__Task to complete__.
From the data that follows, copy every line holding the string "planetas".

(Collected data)
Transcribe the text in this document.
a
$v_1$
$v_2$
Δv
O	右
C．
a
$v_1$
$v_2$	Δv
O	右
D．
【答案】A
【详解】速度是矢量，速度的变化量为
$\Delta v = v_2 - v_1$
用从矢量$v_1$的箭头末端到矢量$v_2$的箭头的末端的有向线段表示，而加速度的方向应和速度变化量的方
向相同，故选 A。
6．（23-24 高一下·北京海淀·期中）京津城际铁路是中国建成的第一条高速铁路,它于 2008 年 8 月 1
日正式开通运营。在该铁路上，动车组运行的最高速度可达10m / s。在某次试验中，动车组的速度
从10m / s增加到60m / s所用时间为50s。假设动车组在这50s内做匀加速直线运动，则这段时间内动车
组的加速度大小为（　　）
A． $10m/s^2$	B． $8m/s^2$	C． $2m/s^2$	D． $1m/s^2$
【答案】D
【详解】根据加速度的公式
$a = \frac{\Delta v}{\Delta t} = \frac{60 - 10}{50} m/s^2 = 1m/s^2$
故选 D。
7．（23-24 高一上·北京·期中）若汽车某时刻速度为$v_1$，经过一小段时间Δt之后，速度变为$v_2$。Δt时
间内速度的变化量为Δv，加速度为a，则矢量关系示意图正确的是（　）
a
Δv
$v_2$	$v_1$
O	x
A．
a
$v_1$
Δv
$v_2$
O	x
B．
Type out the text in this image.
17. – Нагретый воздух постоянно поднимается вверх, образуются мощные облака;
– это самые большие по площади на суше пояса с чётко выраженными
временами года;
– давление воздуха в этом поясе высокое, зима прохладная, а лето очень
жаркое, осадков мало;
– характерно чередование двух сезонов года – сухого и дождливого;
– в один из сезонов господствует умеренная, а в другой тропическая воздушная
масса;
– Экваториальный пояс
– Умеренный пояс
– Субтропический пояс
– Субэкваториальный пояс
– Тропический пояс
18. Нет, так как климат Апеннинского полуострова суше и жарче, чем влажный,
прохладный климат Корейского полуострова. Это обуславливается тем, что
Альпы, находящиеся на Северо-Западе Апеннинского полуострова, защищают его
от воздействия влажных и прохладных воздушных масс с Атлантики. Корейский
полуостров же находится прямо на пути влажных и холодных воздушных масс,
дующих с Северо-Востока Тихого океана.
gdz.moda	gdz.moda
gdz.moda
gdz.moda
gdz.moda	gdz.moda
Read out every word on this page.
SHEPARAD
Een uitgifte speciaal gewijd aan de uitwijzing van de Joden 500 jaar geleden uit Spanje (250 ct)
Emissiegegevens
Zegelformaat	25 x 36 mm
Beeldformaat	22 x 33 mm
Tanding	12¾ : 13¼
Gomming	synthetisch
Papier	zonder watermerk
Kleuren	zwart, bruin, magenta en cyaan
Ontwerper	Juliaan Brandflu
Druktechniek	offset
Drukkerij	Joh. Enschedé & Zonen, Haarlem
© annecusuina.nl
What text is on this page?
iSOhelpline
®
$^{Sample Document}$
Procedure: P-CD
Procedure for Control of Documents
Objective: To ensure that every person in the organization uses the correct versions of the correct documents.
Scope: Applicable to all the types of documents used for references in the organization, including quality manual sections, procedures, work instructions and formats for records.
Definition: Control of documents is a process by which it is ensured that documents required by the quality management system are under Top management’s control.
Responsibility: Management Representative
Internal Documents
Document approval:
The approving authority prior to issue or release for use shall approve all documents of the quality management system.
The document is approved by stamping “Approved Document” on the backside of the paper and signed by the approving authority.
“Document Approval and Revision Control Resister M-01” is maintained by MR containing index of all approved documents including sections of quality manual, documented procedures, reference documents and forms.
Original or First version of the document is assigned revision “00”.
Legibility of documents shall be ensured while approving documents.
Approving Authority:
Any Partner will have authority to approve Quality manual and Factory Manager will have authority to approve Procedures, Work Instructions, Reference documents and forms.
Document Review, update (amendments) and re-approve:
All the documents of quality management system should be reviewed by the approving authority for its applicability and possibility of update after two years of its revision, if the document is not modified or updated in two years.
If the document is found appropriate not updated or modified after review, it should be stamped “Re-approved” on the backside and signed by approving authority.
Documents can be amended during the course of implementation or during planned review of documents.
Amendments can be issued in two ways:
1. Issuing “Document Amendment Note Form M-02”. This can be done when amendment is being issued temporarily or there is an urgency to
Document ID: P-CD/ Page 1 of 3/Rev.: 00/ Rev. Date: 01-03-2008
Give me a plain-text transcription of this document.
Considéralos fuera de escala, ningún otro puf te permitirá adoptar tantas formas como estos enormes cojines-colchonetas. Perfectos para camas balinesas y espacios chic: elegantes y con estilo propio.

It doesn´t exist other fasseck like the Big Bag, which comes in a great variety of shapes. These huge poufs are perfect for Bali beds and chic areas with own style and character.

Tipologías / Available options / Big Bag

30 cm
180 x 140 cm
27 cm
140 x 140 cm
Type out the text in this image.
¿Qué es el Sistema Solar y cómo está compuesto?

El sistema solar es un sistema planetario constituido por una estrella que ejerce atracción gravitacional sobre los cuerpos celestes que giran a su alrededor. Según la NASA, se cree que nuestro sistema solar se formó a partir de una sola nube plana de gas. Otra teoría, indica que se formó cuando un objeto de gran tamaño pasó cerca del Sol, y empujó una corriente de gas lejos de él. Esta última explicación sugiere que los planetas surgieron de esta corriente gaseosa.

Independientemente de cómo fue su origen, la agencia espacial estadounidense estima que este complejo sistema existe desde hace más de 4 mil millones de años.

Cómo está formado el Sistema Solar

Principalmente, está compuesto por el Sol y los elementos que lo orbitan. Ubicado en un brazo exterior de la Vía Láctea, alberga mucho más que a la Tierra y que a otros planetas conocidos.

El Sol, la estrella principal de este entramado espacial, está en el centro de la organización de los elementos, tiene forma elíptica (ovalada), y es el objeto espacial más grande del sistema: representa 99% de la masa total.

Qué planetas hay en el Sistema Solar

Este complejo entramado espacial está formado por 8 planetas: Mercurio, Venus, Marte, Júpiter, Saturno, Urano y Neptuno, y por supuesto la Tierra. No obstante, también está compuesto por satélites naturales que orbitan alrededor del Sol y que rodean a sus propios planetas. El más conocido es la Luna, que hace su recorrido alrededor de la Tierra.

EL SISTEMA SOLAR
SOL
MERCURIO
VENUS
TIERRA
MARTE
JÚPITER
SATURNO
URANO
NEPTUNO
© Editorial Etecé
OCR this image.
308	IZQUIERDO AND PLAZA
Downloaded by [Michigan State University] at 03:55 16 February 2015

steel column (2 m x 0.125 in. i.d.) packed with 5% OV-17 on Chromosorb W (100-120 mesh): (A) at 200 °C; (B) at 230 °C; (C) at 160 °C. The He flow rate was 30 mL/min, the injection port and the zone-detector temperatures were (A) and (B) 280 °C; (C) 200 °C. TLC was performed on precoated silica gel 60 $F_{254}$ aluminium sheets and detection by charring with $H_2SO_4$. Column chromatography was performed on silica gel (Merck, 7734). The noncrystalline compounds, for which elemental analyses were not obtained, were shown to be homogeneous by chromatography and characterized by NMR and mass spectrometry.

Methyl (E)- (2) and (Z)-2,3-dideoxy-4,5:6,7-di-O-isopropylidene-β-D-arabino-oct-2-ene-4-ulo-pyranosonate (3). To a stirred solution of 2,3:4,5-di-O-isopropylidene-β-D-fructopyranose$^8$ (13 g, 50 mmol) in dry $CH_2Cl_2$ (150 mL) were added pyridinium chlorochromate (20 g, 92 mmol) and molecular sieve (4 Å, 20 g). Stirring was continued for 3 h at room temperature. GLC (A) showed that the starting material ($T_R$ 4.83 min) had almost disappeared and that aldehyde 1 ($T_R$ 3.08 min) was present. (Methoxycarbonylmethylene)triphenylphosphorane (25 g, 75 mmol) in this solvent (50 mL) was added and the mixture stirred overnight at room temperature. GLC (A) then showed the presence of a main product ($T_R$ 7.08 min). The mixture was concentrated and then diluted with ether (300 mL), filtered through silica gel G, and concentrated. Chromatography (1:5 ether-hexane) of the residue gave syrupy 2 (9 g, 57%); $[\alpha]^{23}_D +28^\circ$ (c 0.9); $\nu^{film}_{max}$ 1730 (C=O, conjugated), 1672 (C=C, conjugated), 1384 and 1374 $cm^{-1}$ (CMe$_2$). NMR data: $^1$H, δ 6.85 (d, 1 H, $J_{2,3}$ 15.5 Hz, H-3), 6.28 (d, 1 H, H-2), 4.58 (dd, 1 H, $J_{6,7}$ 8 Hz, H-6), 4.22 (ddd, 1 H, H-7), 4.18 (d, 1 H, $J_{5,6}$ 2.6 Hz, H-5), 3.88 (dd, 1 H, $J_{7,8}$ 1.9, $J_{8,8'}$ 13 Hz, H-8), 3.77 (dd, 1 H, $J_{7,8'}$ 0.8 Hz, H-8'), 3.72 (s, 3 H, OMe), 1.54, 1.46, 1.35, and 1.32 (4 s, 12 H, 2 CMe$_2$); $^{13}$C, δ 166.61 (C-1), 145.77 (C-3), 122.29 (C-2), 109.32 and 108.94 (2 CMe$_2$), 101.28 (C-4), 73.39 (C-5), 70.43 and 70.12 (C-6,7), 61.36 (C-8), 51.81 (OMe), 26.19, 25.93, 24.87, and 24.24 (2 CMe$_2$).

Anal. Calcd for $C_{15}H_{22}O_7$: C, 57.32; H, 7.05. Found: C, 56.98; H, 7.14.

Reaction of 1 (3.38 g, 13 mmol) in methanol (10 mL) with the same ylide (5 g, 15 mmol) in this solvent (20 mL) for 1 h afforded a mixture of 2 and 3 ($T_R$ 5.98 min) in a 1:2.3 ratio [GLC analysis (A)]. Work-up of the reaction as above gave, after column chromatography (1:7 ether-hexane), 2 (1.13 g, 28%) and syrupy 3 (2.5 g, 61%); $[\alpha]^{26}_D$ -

__Result for this exercise__.
El sistema solar es un sistema planetario constituido por una estrella que ejerce atracción gravitacional sobre los cuerpos celestes que giran a su alrededor. Según la NASA, se cree que nuestro sistema solar se formó a partir de una sola nube plana de gas. Otra teoría, indica que se formó cuando un objeto de gran tamaño pasó cerca del Sol, y empujó una corriente de gas lejos de él. Esta última explicación sugiere que los planetas surgieron de esta corriente gaseosa.
Principalmente, está compuesto por el Sol y los elementos que lo orbitan. Ubicado en un brazo exterior de la Vía Láctea, alberga mucho más que a la Tierra y que a otros planetas conocidos.
Qué planetas hay en el Sistema Solar
Este complejo entramado espacial está formado por 8 planetas: Mercurio, Venus, Marte, Júpiter, Saturno, Urano y Neptuno, y por supuesto la Tierra. No obstante, también está compuesto por satélites naturales que orbitan alrededor del Sol y que rodean a sus propios planetas. El más conocido es la Luna, que hace su recorrido alrededor de la Tierra.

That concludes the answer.